Extracted data entries:
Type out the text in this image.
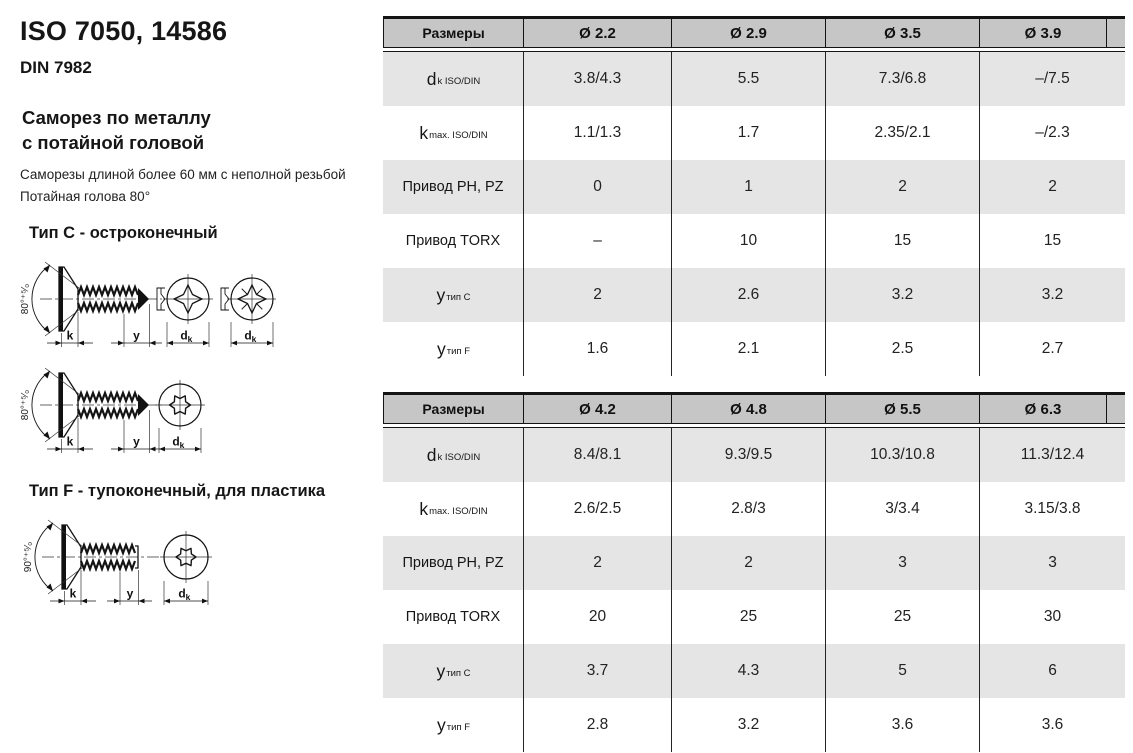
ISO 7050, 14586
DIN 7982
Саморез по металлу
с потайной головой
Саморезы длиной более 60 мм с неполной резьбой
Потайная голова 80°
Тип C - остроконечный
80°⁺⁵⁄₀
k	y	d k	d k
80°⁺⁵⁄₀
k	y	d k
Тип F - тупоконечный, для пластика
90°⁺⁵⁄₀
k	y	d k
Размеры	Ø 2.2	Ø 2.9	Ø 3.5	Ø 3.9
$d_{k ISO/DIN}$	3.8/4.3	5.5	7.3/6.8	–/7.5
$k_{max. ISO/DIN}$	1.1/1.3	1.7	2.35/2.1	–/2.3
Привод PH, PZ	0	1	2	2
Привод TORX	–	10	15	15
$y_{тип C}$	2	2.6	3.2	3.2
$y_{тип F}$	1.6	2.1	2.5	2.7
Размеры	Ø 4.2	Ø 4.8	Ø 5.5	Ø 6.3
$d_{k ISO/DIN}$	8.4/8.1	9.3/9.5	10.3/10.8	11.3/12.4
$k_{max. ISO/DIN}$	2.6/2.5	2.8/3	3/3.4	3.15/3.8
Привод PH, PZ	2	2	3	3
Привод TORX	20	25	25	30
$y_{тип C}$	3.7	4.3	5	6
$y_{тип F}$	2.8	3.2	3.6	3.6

--

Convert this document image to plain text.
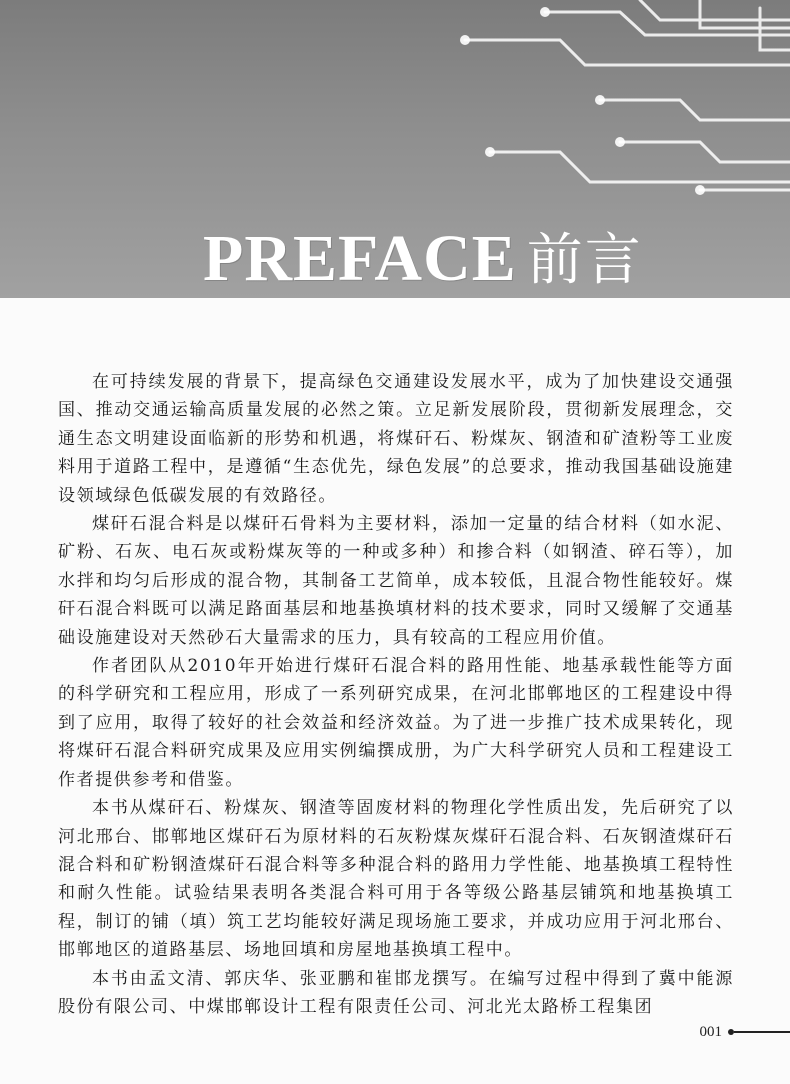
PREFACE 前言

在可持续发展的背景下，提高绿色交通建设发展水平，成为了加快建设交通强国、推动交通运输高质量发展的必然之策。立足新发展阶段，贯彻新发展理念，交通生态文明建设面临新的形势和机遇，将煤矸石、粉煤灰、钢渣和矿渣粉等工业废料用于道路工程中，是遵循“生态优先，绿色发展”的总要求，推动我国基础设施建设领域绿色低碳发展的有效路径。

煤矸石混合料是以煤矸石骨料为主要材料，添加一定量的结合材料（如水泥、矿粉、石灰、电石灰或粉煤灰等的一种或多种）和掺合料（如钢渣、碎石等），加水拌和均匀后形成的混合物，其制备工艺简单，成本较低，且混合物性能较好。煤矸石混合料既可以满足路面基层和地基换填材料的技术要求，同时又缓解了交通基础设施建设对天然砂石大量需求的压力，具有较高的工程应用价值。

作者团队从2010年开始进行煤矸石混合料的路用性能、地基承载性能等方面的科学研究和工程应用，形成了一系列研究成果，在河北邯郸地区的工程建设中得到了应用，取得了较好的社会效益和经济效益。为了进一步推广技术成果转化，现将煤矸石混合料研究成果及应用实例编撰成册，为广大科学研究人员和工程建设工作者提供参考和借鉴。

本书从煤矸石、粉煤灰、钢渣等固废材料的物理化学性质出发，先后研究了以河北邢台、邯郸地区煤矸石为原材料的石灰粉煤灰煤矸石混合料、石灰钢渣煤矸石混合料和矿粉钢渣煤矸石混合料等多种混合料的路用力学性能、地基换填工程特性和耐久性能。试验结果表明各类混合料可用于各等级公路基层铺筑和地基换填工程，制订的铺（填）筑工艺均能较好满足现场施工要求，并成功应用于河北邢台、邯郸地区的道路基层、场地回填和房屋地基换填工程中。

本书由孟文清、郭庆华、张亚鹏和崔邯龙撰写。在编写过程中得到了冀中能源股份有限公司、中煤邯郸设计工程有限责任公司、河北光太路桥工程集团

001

--

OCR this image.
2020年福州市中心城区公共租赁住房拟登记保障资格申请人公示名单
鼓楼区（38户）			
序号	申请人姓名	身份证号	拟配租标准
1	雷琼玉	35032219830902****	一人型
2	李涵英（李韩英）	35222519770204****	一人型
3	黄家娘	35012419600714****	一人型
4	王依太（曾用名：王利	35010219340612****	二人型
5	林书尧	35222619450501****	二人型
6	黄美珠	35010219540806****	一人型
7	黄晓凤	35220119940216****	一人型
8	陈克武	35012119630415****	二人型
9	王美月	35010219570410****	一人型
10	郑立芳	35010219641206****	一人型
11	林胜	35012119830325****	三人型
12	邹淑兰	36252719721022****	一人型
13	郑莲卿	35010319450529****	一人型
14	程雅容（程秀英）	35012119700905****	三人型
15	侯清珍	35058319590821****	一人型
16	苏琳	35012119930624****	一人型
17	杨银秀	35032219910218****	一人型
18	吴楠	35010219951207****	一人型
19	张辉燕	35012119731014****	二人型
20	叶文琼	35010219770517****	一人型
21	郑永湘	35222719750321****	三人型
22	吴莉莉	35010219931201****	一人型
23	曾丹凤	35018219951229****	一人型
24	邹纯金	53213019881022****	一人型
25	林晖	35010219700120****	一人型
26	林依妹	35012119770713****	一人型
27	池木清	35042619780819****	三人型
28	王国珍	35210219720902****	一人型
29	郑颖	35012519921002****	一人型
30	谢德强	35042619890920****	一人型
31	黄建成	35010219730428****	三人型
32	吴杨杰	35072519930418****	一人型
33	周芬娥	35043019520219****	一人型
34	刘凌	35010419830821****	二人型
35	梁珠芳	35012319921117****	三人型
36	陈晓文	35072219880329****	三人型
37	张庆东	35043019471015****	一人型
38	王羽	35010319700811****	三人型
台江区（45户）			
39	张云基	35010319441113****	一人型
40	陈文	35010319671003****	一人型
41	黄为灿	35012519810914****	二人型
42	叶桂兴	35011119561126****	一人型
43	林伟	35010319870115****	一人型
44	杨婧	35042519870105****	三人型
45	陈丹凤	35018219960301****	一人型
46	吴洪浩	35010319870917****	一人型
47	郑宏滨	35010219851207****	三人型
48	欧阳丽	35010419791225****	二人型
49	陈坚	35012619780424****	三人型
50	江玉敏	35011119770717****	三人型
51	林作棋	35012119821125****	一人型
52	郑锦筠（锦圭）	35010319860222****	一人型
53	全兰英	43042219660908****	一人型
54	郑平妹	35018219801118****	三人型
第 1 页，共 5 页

THE TASK
Give only the number of lines in the preceding material that contain the string "image".

RESPONSE
3